Locate every line in the material below that has the word "Central". Copy each of those lines.

--- Begin ---

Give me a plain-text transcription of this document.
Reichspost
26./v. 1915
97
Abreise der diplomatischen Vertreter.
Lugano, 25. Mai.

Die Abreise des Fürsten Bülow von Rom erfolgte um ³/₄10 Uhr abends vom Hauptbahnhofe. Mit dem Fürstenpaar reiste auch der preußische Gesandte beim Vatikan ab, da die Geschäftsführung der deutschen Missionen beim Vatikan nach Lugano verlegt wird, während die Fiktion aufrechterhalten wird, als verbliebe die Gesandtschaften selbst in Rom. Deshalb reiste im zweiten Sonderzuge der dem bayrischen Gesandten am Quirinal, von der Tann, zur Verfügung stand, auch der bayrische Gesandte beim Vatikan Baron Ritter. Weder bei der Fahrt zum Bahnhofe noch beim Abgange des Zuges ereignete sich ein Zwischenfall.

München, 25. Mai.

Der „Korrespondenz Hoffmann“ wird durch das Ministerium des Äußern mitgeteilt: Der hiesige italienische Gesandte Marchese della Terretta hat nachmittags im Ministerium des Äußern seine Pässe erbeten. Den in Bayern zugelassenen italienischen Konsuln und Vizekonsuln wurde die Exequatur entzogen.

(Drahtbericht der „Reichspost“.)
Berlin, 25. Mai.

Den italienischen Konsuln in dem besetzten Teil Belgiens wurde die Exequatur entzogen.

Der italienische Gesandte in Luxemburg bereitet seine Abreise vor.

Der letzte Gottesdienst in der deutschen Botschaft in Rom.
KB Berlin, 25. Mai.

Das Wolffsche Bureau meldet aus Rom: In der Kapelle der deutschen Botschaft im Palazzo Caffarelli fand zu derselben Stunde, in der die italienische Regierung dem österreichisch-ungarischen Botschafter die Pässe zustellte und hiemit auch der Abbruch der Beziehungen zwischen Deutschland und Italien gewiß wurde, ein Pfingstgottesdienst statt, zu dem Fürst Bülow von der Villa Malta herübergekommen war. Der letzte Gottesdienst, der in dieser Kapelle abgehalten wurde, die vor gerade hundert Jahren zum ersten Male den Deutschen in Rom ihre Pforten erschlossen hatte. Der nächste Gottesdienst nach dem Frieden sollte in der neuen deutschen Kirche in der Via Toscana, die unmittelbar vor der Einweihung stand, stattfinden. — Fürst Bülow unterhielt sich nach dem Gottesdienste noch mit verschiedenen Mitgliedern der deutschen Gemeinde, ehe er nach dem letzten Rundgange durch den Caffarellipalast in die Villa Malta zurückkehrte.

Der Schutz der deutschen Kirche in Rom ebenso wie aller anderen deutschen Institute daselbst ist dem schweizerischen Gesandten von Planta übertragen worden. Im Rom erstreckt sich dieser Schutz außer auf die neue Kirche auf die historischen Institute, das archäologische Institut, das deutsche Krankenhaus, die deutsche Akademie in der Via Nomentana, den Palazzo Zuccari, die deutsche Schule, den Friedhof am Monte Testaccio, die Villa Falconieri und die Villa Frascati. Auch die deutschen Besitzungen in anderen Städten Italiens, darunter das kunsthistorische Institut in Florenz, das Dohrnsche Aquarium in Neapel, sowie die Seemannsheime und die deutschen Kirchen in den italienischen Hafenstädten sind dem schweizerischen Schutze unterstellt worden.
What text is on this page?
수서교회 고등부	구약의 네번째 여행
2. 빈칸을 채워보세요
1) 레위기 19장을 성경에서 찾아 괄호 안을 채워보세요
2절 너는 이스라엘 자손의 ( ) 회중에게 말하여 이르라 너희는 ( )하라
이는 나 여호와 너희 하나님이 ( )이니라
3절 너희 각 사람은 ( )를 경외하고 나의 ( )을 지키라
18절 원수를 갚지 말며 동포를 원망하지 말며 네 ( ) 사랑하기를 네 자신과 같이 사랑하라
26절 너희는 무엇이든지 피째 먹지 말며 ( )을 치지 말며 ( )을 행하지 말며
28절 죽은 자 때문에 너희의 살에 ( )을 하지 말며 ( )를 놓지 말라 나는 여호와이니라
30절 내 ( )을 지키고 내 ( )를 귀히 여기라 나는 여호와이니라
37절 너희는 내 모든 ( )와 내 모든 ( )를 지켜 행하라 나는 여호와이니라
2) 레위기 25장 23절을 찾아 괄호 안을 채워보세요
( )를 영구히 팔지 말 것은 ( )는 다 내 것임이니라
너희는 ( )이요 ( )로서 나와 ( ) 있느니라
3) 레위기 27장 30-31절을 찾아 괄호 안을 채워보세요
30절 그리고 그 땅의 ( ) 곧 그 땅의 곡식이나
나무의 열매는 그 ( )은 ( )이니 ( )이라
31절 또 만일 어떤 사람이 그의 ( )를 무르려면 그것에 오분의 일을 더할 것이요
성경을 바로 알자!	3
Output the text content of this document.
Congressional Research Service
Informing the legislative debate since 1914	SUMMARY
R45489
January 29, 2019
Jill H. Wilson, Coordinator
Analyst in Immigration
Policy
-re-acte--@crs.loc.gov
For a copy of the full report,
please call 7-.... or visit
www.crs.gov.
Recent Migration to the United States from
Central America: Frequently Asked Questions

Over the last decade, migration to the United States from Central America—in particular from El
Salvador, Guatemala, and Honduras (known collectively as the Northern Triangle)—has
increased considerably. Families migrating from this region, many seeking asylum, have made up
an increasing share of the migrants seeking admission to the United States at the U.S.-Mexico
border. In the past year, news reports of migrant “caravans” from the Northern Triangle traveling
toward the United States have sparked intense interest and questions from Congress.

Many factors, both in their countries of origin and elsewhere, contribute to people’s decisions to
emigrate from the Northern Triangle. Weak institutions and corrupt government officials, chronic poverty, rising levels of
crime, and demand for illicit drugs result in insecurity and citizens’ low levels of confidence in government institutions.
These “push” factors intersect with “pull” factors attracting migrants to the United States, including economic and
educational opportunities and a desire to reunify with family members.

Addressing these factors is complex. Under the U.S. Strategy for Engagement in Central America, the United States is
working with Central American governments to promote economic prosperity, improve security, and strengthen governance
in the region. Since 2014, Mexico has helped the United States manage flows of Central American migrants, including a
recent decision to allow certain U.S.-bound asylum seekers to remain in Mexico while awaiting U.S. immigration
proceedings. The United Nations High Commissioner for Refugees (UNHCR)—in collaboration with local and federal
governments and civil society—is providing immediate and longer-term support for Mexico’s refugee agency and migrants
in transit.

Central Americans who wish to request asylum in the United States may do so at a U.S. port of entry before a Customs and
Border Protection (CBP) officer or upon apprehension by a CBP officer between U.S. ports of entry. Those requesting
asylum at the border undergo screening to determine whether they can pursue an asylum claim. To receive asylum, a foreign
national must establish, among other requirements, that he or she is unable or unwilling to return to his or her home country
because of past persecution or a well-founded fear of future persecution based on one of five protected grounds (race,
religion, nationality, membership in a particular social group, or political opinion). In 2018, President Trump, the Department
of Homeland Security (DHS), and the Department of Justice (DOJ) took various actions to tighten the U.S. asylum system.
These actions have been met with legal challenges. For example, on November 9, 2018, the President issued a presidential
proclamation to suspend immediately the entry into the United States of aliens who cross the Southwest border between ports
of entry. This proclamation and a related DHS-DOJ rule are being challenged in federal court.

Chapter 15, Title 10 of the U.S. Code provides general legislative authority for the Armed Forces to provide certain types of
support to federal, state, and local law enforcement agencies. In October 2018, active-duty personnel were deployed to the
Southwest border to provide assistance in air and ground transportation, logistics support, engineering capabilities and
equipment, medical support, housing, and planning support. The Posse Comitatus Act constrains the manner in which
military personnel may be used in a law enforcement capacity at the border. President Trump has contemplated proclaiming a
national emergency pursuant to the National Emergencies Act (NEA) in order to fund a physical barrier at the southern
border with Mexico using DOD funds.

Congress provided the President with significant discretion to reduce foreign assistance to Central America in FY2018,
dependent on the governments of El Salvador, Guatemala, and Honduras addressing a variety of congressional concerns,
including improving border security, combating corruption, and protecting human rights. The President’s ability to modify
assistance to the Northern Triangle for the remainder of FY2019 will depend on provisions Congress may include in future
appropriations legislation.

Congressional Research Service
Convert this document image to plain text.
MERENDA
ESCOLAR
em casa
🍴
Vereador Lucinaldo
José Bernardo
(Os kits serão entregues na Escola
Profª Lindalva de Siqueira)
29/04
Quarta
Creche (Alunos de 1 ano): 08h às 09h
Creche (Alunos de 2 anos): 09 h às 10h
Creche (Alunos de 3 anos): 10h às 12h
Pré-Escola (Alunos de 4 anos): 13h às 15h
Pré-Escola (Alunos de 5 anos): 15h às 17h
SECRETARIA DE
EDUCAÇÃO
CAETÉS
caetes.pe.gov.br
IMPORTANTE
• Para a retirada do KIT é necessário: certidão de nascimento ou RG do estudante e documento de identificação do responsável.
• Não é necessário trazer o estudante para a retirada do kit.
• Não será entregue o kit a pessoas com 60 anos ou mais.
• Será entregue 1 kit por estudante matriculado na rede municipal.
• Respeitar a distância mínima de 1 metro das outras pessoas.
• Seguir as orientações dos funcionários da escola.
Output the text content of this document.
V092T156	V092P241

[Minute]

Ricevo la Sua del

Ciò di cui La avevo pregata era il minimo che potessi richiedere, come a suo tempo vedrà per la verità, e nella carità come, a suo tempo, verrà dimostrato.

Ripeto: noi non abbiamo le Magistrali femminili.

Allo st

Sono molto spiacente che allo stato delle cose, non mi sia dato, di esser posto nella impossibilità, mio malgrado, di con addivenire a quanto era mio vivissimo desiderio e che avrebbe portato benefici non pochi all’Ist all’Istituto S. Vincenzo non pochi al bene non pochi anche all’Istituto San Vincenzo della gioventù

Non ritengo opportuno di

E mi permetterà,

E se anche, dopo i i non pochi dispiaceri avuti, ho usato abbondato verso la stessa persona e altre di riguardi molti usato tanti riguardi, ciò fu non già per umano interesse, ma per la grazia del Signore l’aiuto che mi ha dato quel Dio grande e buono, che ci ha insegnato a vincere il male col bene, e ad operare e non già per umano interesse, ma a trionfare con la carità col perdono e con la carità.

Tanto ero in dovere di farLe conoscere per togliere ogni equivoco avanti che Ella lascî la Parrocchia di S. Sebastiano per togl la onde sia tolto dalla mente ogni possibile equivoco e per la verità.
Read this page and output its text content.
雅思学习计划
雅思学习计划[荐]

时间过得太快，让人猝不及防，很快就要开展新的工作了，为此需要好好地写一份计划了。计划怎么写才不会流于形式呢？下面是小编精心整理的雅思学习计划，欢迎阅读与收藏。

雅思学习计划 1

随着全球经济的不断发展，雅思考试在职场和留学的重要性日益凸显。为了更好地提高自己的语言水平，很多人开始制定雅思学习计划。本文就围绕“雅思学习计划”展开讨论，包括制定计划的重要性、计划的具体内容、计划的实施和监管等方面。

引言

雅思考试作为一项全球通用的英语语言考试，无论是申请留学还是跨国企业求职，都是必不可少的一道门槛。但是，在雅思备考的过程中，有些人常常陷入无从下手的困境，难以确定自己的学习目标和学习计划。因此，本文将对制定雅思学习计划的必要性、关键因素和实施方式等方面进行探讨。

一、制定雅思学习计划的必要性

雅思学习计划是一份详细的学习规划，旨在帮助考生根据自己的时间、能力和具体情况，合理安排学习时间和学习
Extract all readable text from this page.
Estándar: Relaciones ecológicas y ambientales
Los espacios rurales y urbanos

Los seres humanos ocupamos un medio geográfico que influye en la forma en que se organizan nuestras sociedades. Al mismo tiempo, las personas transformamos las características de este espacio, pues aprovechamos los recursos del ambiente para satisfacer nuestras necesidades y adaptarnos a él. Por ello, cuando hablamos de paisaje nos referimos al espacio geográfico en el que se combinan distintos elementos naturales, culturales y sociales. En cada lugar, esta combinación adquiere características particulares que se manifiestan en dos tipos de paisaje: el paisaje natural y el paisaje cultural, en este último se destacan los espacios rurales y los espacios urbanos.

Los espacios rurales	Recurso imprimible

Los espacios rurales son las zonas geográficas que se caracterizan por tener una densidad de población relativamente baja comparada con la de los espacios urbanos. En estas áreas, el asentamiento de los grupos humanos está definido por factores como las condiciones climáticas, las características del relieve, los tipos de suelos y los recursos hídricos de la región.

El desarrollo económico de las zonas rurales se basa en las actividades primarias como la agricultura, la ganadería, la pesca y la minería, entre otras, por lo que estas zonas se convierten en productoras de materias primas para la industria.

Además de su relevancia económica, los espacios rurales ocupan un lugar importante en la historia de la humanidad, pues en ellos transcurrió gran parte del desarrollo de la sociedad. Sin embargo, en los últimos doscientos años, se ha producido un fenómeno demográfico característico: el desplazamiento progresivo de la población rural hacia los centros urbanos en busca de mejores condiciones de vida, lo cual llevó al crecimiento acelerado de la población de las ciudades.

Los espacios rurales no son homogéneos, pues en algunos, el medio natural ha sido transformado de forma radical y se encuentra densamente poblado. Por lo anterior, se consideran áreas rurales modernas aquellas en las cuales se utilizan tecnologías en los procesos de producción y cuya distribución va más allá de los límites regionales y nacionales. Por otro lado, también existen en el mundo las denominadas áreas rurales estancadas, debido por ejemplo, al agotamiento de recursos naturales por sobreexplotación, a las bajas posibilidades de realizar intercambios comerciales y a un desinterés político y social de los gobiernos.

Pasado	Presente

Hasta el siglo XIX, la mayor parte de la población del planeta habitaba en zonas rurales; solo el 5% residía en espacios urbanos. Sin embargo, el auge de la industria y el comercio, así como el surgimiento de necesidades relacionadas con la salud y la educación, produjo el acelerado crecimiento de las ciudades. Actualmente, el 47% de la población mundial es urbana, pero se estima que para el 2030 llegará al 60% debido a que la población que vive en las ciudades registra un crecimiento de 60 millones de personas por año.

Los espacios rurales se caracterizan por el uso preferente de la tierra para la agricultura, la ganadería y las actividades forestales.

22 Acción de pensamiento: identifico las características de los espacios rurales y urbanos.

--- End ---

=== Completed exercise ===
Central America: Frequently Asked Questions
Over the last decade, migration to the United States from Central America—in particular from El
Addressing these factors is complex. Under the U.S. Strategy for Engagement in Central America, the United States is
working with Central American governments to promote economic prosperity, improve security, and strengthen governance
in the region. Since 2014, Mexico has helped the United States manage flows of Central American migrants, including a
Central Americans who wish to request asylum in the United States may do so at a U.S. port of entry before a Customs and
Congress provided the President with significant discretion to reduce foreign assistance to Central America in FY2018,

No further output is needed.